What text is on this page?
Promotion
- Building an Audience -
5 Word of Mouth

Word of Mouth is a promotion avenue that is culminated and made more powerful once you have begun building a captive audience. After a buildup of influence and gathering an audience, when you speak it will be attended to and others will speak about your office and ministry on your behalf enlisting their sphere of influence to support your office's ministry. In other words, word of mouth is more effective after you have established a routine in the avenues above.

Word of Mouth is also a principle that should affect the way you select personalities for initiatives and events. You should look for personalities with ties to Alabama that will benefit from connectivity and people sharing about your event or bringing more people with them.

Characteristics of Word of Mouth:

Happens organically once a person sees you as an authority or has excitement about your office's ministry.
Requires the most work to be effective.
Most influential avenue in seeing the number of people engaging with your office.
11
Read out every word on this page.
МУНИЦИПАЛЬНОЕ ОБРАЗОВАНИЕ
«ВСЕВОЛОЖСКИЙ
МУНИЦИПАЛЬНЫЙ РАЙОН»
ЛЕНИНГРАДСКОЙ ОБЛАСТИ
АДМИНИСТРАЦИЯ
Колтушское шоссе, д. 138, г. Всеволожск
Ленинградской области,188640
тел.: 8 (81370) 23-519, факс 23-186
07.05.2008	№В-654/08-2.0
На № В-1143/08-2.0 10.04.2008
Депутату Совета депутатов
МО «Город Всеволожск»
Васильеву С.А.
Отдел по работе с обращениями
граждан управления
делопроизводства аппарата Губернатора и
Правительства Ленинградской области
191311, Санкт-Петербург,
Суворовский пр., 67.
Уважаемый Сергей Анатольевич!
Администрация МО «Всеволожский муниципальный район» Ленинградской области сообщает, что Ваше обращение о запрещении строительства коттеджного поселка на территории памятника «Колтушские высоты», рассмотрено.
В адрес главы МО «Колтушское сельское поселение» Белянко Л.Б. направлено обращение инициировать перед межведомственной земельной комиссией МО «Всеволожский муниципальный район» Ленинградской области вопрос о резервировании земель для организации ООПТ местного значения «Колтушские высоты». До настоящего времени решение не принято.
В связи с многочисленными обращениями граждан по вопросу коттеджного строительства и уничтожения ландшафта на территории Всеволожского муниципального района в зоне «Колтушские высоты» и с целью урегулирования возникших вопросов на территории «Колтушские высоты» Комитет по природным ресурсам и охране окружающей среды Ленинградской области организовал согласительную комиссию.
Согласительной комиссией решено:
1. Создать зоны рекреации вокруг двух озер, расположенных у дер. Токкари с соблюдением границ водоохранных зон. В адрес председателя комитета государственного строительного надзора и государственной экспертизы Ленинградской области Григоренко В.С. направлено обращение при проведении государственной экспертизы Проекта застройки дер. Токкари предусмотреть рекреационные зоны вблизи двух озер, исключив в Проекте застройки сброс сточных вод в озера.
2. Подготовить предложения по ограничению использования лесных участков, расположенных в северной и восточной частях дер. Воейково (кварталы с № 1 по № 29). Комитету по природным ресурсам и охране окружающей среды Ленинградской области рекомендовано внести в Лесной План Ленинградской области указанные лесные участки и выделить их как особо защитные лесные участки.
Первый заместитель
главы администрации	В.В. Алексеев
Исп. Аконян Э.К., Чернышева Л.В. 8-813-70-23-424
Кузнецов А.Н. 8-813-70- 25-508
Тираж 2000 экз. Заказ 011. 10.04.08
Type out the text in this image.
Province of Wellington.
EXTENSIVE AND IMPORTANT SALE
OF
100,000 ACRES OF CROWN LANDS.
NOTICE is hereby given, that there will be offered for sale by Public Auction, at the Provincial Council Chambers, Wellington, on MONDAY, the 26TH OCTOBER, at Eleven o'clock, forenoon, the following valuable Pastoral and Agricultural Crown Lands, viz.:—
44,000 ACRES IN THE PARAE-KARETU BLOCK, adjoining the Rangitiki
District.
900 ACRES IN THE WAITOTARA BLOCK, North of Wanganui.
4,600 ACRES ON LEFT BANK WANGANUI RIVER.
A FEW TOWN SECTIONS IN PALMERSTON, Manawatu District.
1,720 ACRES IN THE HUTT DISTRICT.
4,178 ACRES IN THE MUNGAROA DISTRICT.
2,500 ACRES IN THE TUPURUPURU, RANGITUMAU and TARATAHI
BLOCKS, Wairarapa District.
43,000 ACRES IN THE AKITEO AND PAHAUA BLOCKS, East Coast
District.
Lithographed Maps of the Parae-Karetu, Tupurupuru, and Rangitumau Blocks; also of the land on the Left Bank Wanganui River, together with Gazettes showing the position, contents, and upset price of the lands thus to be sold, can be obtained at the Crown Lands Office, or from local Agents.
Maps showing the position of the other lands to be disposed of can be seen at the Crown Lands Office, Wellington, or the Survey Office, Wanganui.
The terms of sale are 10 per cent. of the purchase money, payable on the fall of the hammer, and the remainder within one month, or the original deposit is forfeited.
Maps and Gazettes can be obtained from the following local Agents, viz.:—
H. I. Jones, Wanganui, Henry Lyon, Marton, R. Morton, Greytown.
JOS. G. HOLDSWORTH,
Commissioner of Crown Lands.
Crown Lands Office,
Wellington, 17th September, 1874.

☆ ☆ ☆ ☆

▸ **Task statement**: Output the records exactly, including every line.

▸ **Exercise result**:
What text is on this page?
Promotion
- Building an Audience -
5 Word of Mouth

Word of Mouth is a promotion avenue that is culminated and made more powerful once you have begun building a captive audience. After a buildup of influence and gathering an audience, when you speak it will be attended to and others will speak about your office and ministry on your behalf enlisting their sphere of influence to support your office's ministry. In other words, word of mouth is more effective after you have established a routine in the avenues above.

Word of Mouth is also a principle that should affect the way you select personalities for initiatives and events. You should look for personalities with ties to Alabama that will benefit from connectivity and people sharing about your event or bringing more people with them.

Characteristics of Word of Mouth:

Happens organically once a person sees you as an authority or has excitement about your office's ministry.
Requires the most work to be effective.
Most influential avenue in seeing the number of people engaging with your office.
11
Read out every word on this page.
МУНИЦИПАЛЬНОЕ ОБРАЗОВАНИЕ
«ВСЕВОЛОЖСКИЙ
МУНИЦИПАЛЬНЫЙ РАЙОН»
ЛЕНИНГРАДСКОЙ ОБЛАСТИ
АДМИНИСТРАЦИЯ
Колтушское шоссе, д. 138, г. Всеволожск
Ленинградской области,188640
тел.: 8 (81370) 23-519, факс 23-186
07.05.2008	№В-654/08-2.0
На № В-1143/08-2.0 10.04.2008
Депутату Совета депутатов
МО «Город Всеволожск»
Васильеву С.А.
Отдел по работе с обращениями
граждан управления
делопроизводства аппарата Губернатора и
Правительства Ленинградской области
191311, Санкт-Петербург,
Суворовский пр., 67.
Уважаемый Сергей Анатольевич!
Администрация МО «Всеволожский муниципальный район» Ленинградской области сообщает, что Ваше обращение о запрещении строительства коттеджного поселка на территории памятника «Колтушские высоты», рассмотрено.
В адрес главы МО «Колтушское сельское поселение» Белянко Л.Б. направлено обращение инициировать перед межведомственной земельной комиссией МО «Всеволожский муниципальный район» Ленинградской области вопрос о резервировании земель для организации ООПТ местного значения «Колтушские высоты». До настоящего времени решение не принято.
В связи с многочисленными обращениями граждан по вопросу коттеджного строительства и уничтожения ландшафта на территории Всеволожского муниципального района в зоне «Колтушские высоты» и с целью урегулирования возникших вопросов на территории «Колтушские высоты» Комитет по природным ресурсам и охране окружающей среды Ленинградской области организовал согласительную комиссию.
Согласительной комиссией решено:
1. Создать зоны рекреации вокруг двух озер, расположенных у дер. Токкари с соблюдением границ водоохранных зон. В адрес председателя комитета государственного строительного надзора и государственной экспертизы Ленинградской области Григоренко В.С. направлено обращение при проведении государственной экспертизы Проекта застройки дер. Токкари предусмотреть рекреационные зоны вблизи двух озер, исключив в Проекте застройки сброс сточных вод в озера.
2. Подготовить предложения по ограничению использования лесных участков, расположенных в северной и восточной частях дер. Воейково (кварталы с № 1 по № 29). Комитету по природным ресурсам и охране окружающей среды Ленинградской области рекомендовано внести в Лесной План Ленинградской области указанные лесные участки и выделить их как особо защитные лесные участки.
Первый заместитель
главы администрации	В.В. Алексеев
Исп. Аконян Э.К., Чернышева Л.В. 8-813-70-23-424
Кузнецов А.Н. 8-813-70- 25-508
Тираж 2000 экз. Заказ 011. 10.04.08
Type out the text in this image.
Province of Wellington.
EXTENSIVE AND IMPORTANT SALE
OF
100,000 ACRES OF CROWN LANDS.
NOTICE is hereby given, that there will be offered for sale by Public Auction, at the Provincial Council Chambers, Wellington, on MONDAY, the 26TH OCTOBER, at Eleven o'clock, forenoon, the following valuable Pastoral and Agricultural Crown Lands, viz.:—
44,000 ACRES IN THE PARAE-KARETU BLOCK, adjoining the Rangitiki
District.
900 ACRES IN THE WAITOTARA BLOCK, North of Wanganui.
4,600 ACRES ON LEFT BANK WANGANUI RIVER.
A FEW TOWN SECTIONS IN PALMERSTON, Manawatu District.
1,720 ACRES IN THE HUTT DISTRICT.
4,178 ACRES IN THE MUNGAROA DISTRICT.
2,500 ACRES IN THE TUPURUPURU, RANGITUMAU and TARATAHI
BLOCKS, Wairarapa District.
43,000 ACRES IN THE AKITEO AND PAHAUA BLOCKS, East Coast
District.
Lithographed Maps of the Parae-Karetu, Tupurupuru, and Rangitumau Blocks; also of the land on the Left Bank Wanganui River, together with Gazettes showing the position, contents, and upset price of the lands thus to be sold, can be obtained at the Crown Lands Office, or from local Agents.
Maps showing the position of the other lands to be disposed of can be seen at the Crown Lands Office, Wellington, or the Survey Office, Wanganui.
The terms of sale are 10 per cent. of the purchase money, payable on the fall of the hammer, and the remainder within one month, or the original deposit is forfeited.
Maps and Gazettes can be obtained from the following local Agents, viz.:—
H. I. Jones, Wanganui, Henry Lyon, Marton, R. Morton, Greytown.
JOS. G. HOLDSWORTH,
Commissioner of Crown Lands.
Crown Lands Office,
Wellington, 17th September, 1874.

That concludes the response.